- DATA EXCERPTS:
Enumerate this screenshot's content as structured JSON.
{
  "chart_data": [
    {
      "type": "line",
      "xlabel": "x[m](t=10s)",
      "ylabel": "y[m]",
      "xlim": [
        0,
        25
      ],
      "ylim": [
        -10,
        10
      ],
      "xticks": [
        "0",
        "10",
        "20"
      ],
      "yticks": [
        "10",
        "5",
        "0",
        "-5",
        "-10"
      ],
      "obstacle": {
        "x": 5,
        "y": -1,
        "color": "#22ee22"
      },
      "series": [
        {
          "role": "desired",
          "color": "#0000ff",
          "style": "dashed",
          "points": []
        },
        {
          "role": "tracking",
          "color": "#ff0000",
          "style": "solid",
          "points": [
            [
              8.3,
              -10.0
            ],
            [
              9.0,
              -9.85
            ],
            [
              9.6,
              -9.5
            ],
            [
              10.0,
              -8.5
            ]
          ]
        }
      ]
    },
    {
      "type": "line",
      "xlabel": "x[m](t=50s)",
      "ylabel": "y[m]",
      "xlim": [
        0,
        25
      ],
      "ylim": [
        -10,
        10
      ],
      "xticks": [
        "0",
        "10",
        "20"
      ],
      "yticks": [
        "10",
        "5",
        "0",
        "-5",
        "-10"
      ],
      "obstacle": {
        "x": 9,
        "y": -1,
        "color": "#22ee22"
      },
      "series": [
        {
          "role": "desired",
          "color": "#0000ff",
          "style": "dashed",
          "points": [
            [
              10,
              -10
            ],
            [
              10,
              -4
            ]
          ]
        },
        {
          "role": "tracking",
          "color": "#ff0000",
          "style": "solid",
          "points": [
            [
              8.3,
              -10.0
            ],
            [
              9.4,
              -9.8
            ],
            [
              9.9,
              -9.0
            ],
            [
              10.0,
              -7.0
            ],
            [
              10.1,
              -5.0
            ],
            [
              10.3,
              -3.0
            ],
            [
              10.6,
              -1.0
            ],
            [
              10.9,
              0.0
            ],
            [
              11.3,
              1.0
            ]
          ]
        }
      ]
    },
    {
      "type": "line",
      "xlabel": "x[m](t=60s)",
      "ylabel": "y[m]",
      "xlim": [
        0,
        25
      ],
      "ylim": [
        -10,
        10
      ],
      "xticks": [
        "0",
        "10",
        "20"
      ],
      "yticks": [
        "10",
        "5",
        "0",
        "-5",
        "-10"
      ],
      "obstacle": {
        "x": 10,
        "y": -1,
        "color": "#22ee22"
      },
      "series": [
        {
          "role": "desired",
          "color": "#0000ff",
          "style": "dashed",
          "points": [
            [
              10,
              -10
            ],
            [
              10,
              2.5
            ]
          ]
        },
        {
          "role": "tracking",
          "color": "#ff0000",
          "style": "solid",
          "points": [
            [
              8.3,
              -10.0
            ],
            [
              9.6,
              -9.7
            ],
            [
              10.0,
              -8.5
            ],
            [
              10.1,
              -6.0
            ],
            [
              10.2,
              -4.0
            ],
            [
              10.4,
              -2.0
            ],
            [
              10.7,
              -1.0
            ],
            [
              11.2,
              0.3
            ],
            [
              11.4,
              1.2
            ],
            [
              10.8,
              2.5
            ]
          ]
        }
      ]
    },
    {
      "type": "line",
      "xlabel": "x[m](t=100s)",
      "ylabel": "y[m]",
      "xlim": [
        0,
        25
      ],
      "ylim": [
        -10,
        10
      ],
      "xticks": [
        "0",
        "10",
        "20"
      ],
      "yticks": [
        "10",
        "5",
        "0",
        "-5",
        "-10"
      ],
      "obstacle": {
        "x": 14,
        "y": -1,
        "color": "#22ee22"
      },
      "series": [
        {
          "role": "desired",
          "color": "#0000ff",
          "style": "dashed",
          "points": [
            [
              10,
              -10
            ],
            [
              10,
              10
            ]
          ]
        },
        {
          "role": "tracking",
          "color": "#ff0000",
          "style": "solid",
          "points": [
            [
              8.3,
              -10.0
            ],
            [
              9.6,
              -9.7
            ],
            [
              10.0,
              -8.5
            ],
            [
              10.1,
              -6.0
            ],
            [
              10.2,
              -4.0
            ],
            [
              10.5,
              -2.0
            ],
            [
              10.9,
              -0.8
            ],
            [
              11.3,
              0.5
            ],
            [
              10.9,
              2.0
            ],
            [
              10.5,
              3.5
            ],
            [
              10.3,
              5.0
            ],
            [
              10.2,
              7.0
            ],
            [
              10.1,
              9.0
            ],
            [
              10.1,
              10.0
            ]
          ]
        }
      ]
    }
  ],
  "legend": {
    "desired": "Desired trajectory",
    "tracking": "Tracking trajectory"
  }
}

- WRITTEN INSTRUCTION:
Only lines that contain the word "xlabel" are wanted; copy each of them.

- WORKED ANSWER:
      "xlabel": "x[m](t=10s)",
      "xlabel": "x[m](t=50s)",
      "xlabel": "x[m](t=60s)",
      "xlabel": "x[m](t=100s)",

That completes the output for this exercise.